Records contained in a dataset
• • • • • • •

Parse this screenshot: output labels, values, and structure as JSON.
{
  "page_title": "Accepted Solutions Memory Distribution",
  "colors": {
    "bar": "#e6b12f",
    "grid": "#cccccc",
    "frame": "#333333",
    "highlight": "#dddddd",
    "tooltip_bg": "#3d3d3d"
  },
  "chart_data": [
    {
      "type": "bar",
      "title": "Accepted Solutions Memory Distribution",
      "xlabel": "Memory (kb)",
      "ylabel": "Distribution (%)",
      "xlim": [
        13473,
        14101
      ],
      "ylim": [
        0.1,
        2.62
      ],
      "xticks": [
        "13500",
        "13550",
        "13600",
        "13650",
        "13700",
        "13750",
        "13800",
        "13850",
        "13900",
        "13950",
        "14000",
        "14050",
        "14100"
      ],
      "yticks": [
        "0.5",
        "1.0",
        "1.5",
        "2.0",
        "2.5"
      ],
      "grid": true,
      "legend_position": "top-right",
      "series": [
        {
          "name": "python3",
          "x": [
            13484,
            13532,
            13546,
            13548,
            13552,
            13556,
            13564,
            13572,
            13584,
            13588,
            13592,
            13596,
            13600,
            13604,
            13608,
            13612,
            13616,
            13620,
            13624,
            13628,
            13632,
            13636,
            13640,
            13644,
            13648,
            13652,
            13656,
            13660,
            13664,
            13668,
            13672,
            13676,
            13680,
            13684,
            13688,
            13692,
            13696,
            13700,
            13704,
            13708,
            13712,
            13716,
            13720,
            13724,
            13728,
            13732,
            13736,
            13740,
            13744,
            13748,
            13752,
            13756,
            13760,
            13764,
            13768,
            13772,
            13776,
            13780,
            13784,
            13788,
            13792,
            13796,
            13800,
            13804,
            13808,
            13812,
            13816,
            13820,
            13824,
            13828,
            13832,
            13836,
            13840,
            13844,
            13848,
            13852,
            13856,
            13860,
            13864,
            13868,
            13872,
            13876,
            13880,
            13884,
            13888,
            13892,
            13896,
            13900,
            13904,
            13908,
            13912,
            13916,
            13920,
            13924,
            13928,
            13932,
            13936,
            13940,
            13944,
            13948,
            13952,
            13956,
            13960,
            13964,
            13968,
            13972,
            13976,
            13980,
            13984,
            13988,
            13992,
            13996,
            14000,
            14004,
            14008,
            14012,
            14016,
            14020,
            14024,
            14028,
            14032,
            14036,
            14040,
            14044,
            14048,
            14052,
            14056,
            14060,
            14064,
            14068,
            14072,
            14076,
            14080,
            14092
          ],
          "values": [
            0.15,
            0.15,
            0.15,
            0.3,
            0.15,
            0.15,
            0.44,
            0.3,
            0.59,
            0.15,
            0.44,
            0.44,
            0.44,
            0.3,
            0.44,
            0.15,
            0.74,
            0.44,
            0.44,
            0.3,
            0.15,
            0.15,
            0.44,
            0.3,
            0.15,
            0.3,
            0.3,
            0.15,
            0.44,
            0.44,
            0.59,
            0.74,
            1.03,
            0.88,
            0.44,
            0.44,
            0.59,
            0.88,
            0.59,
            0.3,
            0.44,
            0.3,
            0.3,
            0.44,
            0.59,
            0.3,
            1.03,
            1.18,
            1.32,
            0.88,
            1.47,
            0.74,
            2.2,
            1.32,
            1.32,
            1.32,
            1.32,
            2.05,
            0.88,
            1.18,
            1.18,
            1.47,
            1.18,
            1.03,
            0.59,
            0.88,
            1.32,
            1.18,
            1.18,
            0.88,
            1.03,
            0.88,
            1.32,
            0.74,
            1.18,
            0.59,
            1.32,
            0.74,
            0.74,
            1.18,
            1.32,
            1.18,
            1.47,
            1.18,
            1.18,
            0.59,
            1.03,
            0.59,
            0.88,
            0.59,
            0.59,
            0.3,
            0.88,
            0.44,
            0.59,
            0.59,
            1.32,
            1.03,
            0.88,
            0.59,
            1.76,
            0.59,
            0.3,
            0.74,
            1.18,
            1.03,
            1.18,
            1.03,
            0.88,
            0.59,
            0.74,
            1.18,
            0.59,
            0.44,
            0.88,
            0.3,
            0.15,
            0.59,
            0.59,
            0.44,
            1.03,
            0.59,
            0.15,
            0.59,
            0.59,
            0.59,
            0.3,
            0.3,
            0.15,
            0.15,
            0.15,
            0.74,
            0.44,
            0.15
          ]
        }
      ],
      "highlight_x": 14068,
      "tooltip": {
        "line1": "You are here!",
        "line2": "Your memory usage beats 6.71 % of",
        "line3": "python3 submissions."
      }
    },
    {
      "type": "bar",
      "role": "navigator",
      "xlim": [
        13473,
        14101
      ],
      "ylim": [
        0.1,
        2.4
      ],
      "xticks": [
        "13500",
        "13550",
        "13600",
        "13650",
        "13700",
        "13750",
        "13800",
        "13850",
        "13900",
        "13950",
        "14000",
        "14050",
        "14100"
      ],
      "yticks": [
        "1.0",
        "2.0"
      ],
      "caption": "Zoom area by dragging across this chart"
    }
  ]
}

• • • • • • •

## Written task
Take every line from the data above that holds "values" and copy it out.

## The answer
Parse this screenshot: output labels, values, and structure as JSON.
          "values": [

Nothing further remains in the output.